[start Dataset entries]

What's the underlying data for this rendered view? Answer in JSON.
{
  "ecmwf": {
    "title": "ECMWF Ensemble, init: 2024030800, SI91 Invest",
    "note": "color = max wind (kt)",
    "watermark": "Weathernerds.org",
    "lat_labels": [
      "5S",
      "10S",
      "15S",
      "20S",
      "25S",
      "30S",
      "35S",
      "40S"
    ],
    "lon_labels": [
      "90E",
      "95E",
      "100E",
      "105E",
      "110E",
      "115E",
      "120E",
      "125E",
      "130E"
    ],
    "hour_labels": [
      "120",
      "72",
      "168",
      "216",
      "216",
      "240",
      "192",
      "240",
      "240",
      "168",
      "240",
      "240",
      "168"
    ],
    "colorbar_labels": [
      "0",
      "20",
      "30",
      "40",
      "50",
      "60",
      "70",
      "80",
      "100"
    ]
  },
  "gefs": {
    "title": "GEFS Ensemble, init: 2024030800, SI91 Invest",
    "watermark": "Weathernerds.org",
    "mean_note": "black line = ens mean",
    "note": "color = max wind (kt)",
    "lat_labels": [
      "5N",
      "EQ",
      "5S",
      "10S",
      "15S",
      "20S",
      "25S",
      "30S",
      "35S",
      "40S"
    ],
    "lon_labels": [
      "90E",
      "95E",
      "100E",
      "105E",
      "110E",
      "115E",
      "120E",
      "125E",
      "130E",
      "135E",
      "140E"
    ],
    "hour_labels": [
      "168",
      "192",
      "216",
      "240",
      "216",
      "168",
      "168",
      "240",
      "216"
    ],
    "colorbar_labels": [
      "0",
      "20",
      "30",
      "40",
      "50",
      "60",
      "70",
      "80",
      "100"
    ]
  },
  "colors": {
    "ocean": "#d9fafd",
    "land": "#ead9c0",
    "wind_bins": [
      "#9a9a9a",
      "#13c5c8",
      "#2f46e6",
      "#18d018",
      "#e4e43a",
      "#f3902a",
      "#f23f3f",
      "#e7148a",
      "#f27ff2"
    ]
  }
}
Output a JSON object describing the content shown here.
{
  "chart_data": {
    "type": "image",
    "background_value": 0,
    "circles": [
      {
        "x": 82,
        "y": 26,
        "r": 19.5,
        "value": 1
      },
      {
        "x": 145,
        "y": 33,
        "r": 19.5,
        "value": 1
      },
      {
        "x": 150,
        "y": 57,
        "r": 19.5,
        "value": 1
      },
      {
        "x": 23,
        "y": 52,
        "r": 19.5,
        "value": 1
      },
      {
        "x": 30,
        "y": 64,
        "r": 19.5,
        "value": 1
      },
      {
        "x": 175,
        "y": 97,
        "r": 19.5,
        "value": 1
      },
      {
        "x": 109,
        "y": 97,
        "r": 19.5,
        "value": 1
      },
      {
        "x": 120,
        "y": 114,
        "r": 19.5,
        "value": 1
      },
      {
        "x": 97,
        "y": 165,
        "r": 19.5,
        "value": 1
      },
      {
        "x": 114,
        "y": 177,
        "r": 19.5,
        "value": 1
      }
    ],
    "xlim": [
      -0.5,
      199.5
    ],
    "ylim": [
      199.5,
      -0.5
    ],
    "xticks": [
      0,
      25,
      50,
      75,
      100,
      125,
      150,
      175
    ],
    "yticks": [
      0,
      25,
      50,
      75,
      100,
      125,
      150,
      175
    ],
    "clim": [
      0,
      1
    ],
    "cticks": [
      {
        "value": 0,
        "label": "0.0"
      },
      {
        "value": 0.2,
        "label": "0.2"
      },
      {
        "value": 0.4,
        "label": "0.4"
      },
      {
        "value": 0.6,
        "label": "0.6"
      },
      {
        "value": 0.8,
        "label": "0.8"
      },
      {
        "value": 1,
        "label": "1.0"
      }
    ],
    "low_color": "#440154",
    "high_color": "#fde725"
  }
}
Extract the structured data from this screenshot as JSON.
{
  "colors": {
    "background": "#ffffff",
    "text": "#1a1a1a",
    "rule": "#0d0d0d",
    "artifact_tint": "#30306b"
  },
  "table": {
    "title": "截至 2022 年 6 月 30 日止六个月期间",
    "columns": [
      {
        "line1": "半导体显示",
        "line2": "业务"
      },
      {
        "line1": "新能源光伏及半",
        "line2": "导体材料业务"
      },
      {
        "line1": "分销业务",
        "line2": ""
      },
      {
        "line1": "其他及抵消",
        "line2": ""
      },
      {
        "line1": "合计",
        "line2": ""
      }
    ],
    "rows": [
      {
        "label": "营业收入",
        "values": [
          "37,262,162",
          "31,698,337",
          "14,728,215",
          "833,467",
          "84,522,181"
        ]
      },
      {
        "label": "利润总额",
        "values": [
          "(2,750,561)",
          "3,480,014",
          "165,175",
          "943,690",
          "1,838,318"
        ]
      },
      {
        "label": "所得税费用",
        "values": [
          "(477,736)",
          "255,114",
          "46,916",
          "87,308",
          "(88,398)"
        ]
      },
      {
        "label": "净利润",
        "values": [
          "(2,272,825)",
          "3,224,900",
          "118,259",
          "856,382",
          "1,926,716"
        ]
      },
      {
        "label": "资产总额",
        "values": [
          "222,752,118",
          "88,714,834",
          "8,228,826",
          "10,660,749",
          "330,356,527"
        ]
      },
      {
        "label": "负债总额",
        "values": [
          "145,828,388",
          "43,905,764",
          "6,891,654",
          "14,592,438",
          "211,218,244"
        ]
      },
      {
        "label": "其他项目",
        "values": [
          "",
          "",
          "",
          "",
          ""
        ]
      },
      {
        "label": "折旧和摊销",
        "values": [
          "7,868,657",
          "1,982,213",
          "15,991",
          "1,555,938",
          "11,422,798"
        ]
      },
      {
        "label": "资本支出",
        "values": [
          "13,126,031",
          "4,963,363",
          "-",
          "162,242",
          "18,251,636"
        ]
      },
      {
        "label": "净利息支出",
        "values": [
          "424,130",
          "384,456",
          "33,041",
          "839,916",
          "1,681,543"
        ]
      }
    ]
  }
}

[end Dataset entries]

### Stated exercise
Copy out the full material exactly as it appears.

### Written solution
What's the underlying data for this rendered view? Answer in JSON.
{
  "ecmwf": {
    "title": "ECMWF Ensemble, init: 2024030800, SI91 Invest",
    "note": "color = max wind (kt)",
    "watermark": "Weathernerds.org",
    "lat_labels": [
      "5S",
      "10S",
      "15S",
      "20S",
      "25S",
      "30S",
      "35S",
      "40S"
    ],
    "lon_labels": [
      "90E",
      "95E",
      "100E",
      "105E",
      "110E",
      "115E",
      "120E",
      "125E",
      "130E"
    ],
    "hour_labels": [
      "120",
      "72",
      "168",
      "216",
      "216",
      "240",
      "192",
      "240",
      "240",
      "168",
      "240",
      "240",
      "168"
    ],
    "colorbar_labels": [
      "0",
      "20",
      "30",
      "40",
      "50",
      "60",
      "70",
      "80",
      "100"
    ]
  },
  "gefs": {
    "title": "GEFS Ensemble, init: 2024030800, SI91 Invest",
    "watermark": "Weathernerds.org",
    "mean_note": "black line = ens mean",
    "note": "color = max wind (kt)",
    "lat_labels": [
      "5N",
      "EQ",
      "5S",
      "10S",
      "15S",
      "20S",
      "25S",
      "30S",
      "35S",
      "40S"
    ],
    "lon_labels": [
      "90E",
      "95E",
      "100E",
      "105E",
      "110E",
      "115E",
      "120E",
      "125E",
      "130E",
      "135E",
      "140E"
    ],
    "hour_labels": [
      "168",
      "192",
      "216",
      "240",
      "216",
      "168",
      "168",
      "240",
      "216"
    ],
    "colorbar_labels": [
      "0",
      "20",
      "30",
      "40",
      "50",
      "60",
      "70",
      "80",
      "100"
    ]
  },
  "colors": {
    "ocean": "#d9fafd",
    "land": "#ead9c0",
    "wind_bins": [
      "#9a9a9a",
      "#13c5c8",
      "#2f46e6",
      "#18d018",
      "#e4e43a",
      "#f3902a",
      "#f23f3f",
      "#e7148a",
      "#f27ff2"
    ]
  }
}
Output a JSON object describing the content shown here.
{
  "chart_data": {
    "type": "image",
    "background_value": 0,
    "circles": [
      {
        "x": 82,
        "y": 26,
        "r": 19.5,
        "value": 1
      },
      {
        "x": 145,
        "y": 33,
        "r": 19.5,
        "value": 1
      },
      {
        "x": 150,
        "y": 57,
        "r": 19.5,
        "value": 1
      },
      {
        "x": 23,
        "y": 52,
        "r": 19.5,
        "value": 1
      },
      {
        "x": 30,
        "y": 64,
        "r": 19.5,
        "value": 1
      },
      {
        "x": 175,
        "y": 97,
        "r": 19.5,
        "value": 1
      },
      {
        "x": 109,
        "y": 97,
        "r": 19.5,
        "value": 1
      },
      {
        "x": 120,
        "y": 114,
        "r": 19.5,
        "value": 1
      },
      {
        "x": 97,
        "y": 165,
        "r": 19.5,
        "value": 1
      },
      {
        "x": 114,
        "y": 177,
        "r": 19.5,
        "value": 1
      }
    ],
    "xlim": [
      -0.5,
      199.5
    ],
    "ylim": [
      199.5,
      -0.5
    ],
    "xticks": [
      0,
      25,
      50,
      75,
      100,
      125,
      150,
      175
    ],
    "yticks": [
      0,
      25,
      50,
      75,
      100,
      125,
      150,
      175
    ],
    "clim": [
      0,
      1
    ],
    "cticks": [
      {
        "value": 0,
        "label": "0.0"
      },
      {
        "value": 0.2,
        "label": "0.2"
      },
      {
        "value": 0.4,
        "label": "0.4"
      },
      {
        "value": 0.6,
        "label": "0.6"
      },
      {
        "value": 0.8,
        "label": "0.8"
      },
      {
        "value": 1,
        "label": "1.0"
      }
    ],
    "low_color": "#440154",
    "high_color": "#fde725"
  }
}
Extract the structured data from this screenshot as JSON.
{
  "colors": {
    "background": "#ffffff",
    "text": "#1a1a1a",
    "rule": "#0d0d0d",
    "artifact_tint": "#30306b"
  },
  "table": {
    "title": "截至 2022 年 6 月 30 日止六个月期间",
    "columns": [
      {
        "line1": "半导体显示",
        "line2": "业务"
      },
      {
        "line1": "新能源光伏及半",
        "line2": "导体材料业务"
      },
      {
        "line1": "分销业务",
        "line2": ""
      },
      {
        "line1": "其他及抵消",
        "line2": ""
      },
      {
        "line1": "合计",
        "line2": ""
      }
    ],
    "rows": [
      {
        "label": "营业收入",
        "values": [
          "37,262,162",
          "31,698,337",
          "14,728,215",
          "833,467",
          "84,522,181"
        ]
      },
      {
        "label": "利润总额",
        "values": [
          "(2,750,561)",
          "3,480,014",
          "165,175",
          "943,690",
          "1,838,318"
        ]
      },
      {
        "label": "所得税费用",
        "values": [
          "(477,736)",
          "255,114",
          "46,916",
          "87,308",
          "(88,398)"
        ]
      },
      {
        "label": "净利润",
        "values": [
          "(2,272,825)",
          "3,224,900",
          "118,259",
          "856,382",
          "1,926,716"
        ]
      },
      {
        "label": "资产总额",
        "values": [
          "222,752,118",
          "88,714,834",
          "8,228,826",
          "10,660,749",
          "330,356,527"
        ]
      },
      {
        "label": "负债总额",
        "values": [
          "145,828,388",
          "43,905,764",
          "6,891,654",
          "14,592,438",
          "211,218,244"
        ]
      },
      {
        "label": "其他项目",
        "values": [
          "",
          "",
          "",
          "",
          ""
        ]
      },
      {
        "label": "折旧和摊销",
        "values": [
          "7,868,657",
          "1,982,213",
          "15,991",
          "1,555,938",
          "11,422,798"
        ]
      },
      {
        "label": "资本支出",
        "values": [
          "13,126,031",
          "4,963,363",
          "-",
          "162,242",
          "18,251,636"
        ]
      },
      {
        "label": "净利息支出",
        "values": [
          "424,130",
          "384,456",
          "33,041",
          "839,916",
          "1,681,543"
        ]
      }
    ]
  }
}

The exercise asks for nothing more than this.